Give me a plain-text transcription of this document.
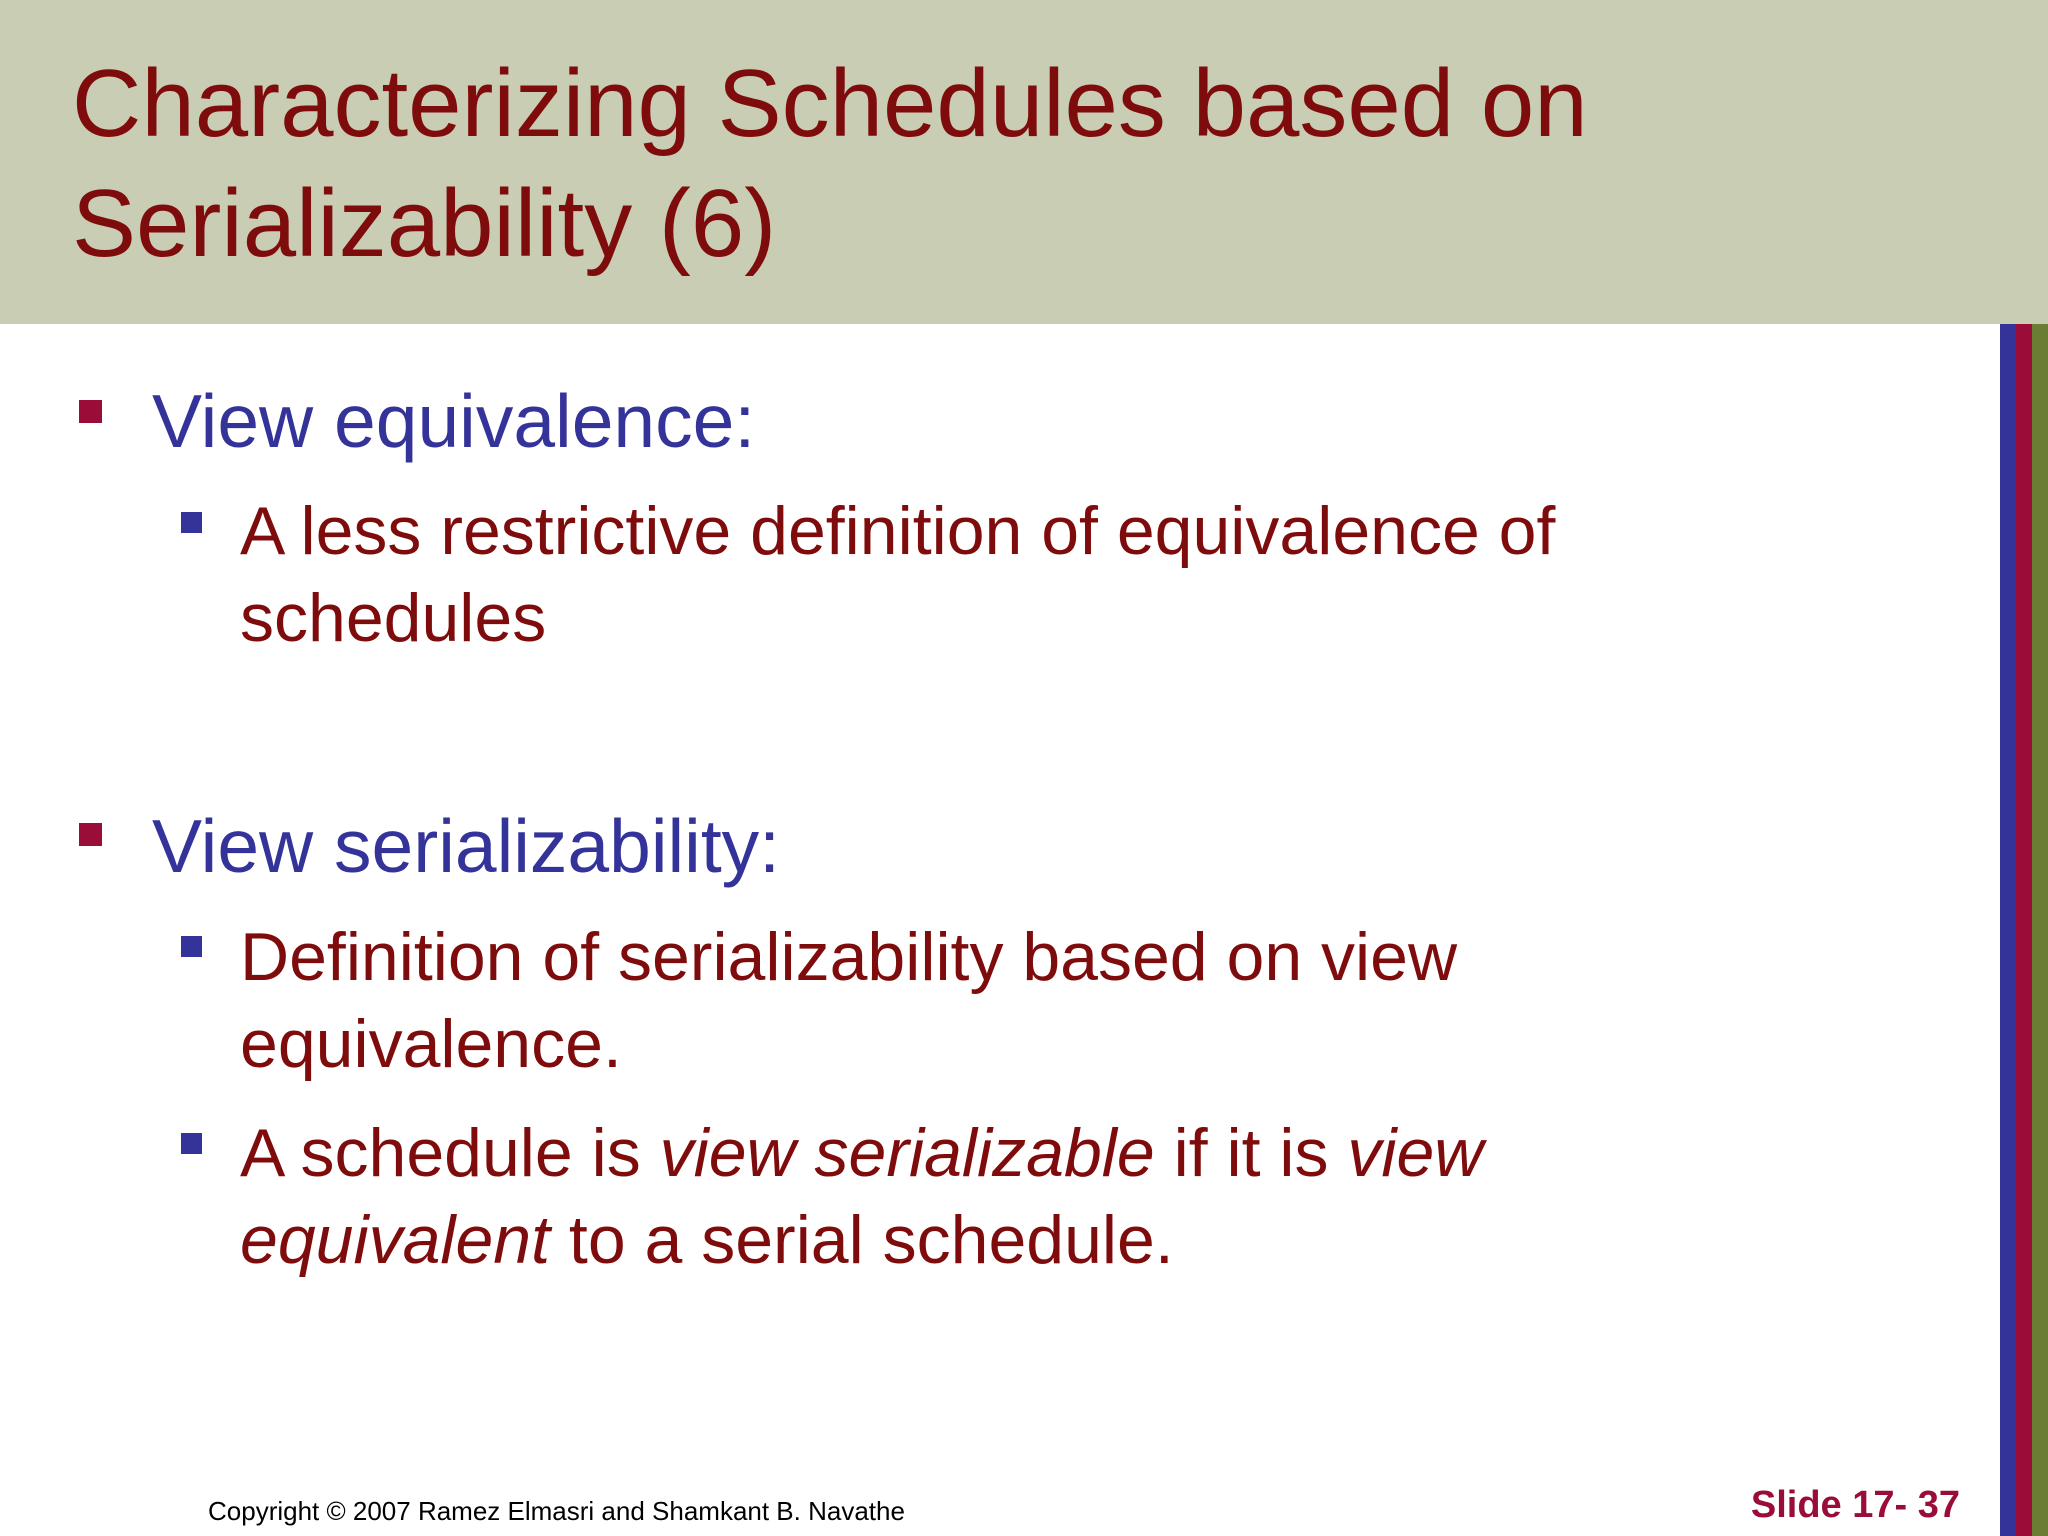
Characterizing Schedules based on
Serializability (6)
View equivalence:
A less restrictive definition of equivalence of
schedules
View serializability:
Definition of serializability based on view
equivalence.
A schedule is view serializable if it is view
equivalent to a serial schedule.
Copyright © 2007 Ramez Elmasri and Shamkant B. Navathe	Slide 17- 37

============

Requirement
Without including any pictures, print each record exactly.

Answer to the problem
Give me a plain-text transcription of this document.
Characterizing Schedules based on
Serializability (6)
View equivalence:
A less restrictive definition of equivalence of
schedules
View serializability:
Definition of serializability based on view
equivalence.
A schedule is view serializable if it is view
equivalent to a serial schedule.
Copyright © 2007 Ramez Elmasri and Shamkant B. Navathe	Slide 17- 37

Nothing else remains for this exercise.